Dataset records
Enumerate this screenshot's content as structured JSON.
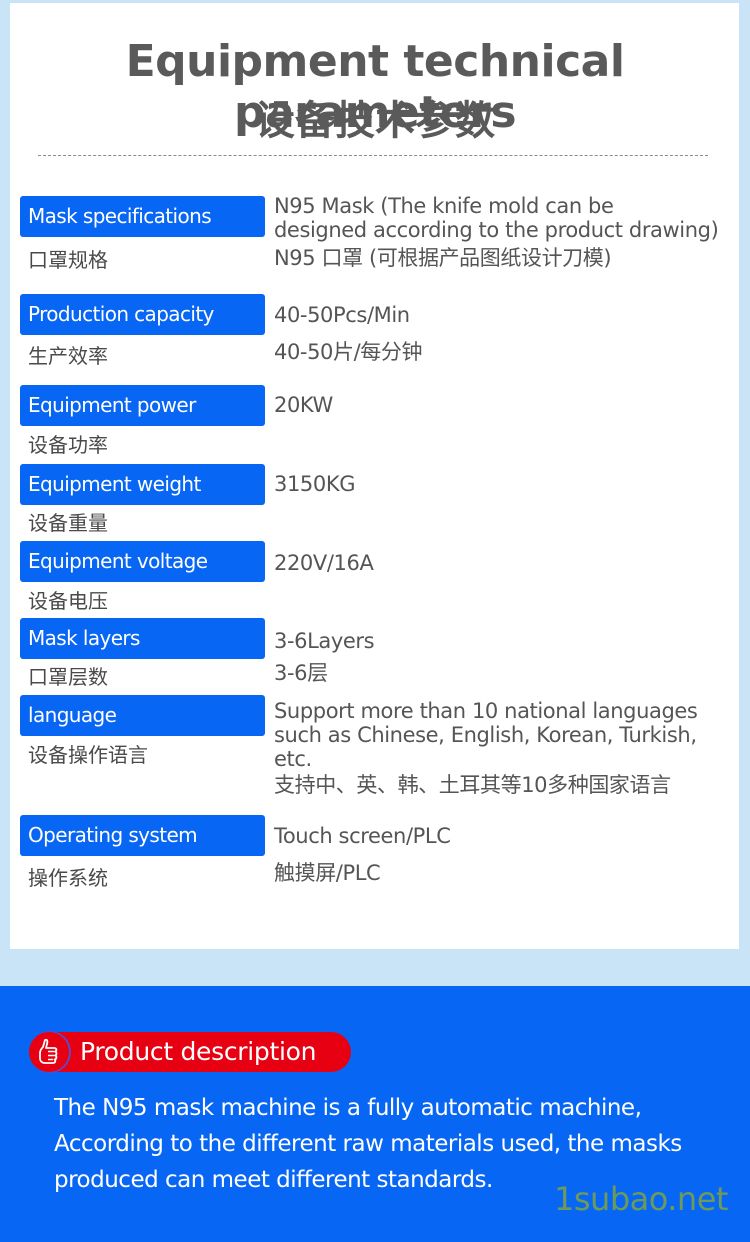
{
  "header": {
    "title_en": "Equipment technical parameters",
    "title_zh": "设备技术参数"
  },
  "params": [
    {
      "label_en": "Mask specifications",
      "label_zh": "口罩规格",
      "value_lines": [
        "N95 Mask (The knife mold can be",
        "designed according to the product drawing)",
        "N95 口罩 (可根据产品图纸设计刀模)"
      ]
    },
    {
      "label_en": "Production capacity",
      "label_zh": "生产效率",
      "value_lines": [
        "40-50Pcs/Min",
        "40-50片/每分钟"
      ]
    },
    {
      "label_en": "Equipment power",
      "label_zh": "设备功率",
      "value_lines": [
        "20KW"
      ]
    },
    {
      "label_en": "Equipment weight",
      "label_zh": "设备重量",
      "value_lines": [
        "3150KG"
      ]
    },
    {
      "label_en": "Equipment voltage",
      "label_zh": "设备电压",
      "value_lines": [
        "220V/16A"
      ]
    },
    {
      "label_en": "Mask layers",
      "label_zh": "口罩层数",
      "value_lines": [
        "3-6Layers",
        "3-6层"
      ]
    },
    {
      "label_en": "language",
      "label_zh": "设备操作语言",
      "value_lines": [
        "Support more than 10 national languages",
        "such as Chinese, English, Korean, Turkish,",
        "etc.",
        "支持中、英、韩、土耳其等10多种国家语言"
      ]
    },
    {
      "label_en": "Operating system",
      "label_zh": "操作系统",
      "value_lines": [
        "Touch screen/PLC",
        "触摸屏/PLC"
      ]
    }
  ],
  "product_description": {
    "heading": "Product description",
    "icon": "thumbs-up-icon",
    "lines": [
      "The N95 mask machine is a fully automatic machine,",
      "According to the different raw materials used, the masks",
      "produced can meet different standards."
    ]
  },
  "watermark": "1subao.net",
  "colors": {
    "accent_blue": "#0866f5",
    "pill_red": "#e60012",
    "page_bg": "#c9e4f6",
    "text_gray": "#555555"
  }
}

▶ _Brief_: Output the records above exactly as they are, leaving out the pictures.

▶ _Written solution_:
Enumerate this screenshot's content as structured JSON.
{
  "header": {
    "title_en": "Equipment technical parameters",
    "title_zh": "设备技术参数"
  },
  "params": [
    {
      "label_en": "Mask specifications",
      "label_zh": "口罩规格",
      "value_lines": [
        "N95 Mask (The knife mold can be",
        "designed according to the product drawing)",
        "N95 口罩 (可根据产品图纸设计刀模)"
      ]
    },
    {
      "label_en": "Production capacity",
      "label_zh": "生产效率",
      "value_lines": [
        "40-50Pcs/Min",
        "40-50片/每分钟"
      ]
    },
    {
      "label_en": "Equipment power",
      "label_zh": "设备功率",
      "value_lines": [
        "20KW"
      ]
    },
    {
      "label_en": "Equipment weight",
      "label_zh": "设备重量",
      "value_lines": [
        "3150KG"
      ]
    },
    {
      "label_en": "Equipment voltage",
      "label_zh": "设备电压",
      "value_lines": [
        "220V/16A"
      ]
    },
    {
      "label_en": "Mask layers",
      "label_zh": "口罩层数",
      "value_lines": [
        "3-6Layers",
        "3-6层"
      ]
    },
    {
      "label_en": "language",
      "label_zh": "设备操作语言",
      "value_lines": [
        "Support more than 10 national languages",
        "such as Chinese, English, Korean, Turkish,",
        "etc.",
        "支持中、英、韩、土耳其等10多种国家语言"
      ]
    },
    {
      "label_en": "Operating system",
      "label_zh": "操作系统",
      "value_lines": [
        "Touch screen/PLC",
        "触摸屏/PLC"
      ]
    }
  ],
  "product_description": {
    "heading": "Product description",
    "icon": "thumbs-up-icon",
    "lines": [
      "The N95 mask machine is a fully automatic machine,",
      "According to the different raw materials used, the masks",
      "produced can meet different standards."
    ]
  },
  "watermark": "1subao.net",
  "colors": {
    "accent_blue": "#0866f5",
    "pill_red": "#e60012",
    "page_bg": "#c9e4f6",
    "text_gray": "#555555"
  }
}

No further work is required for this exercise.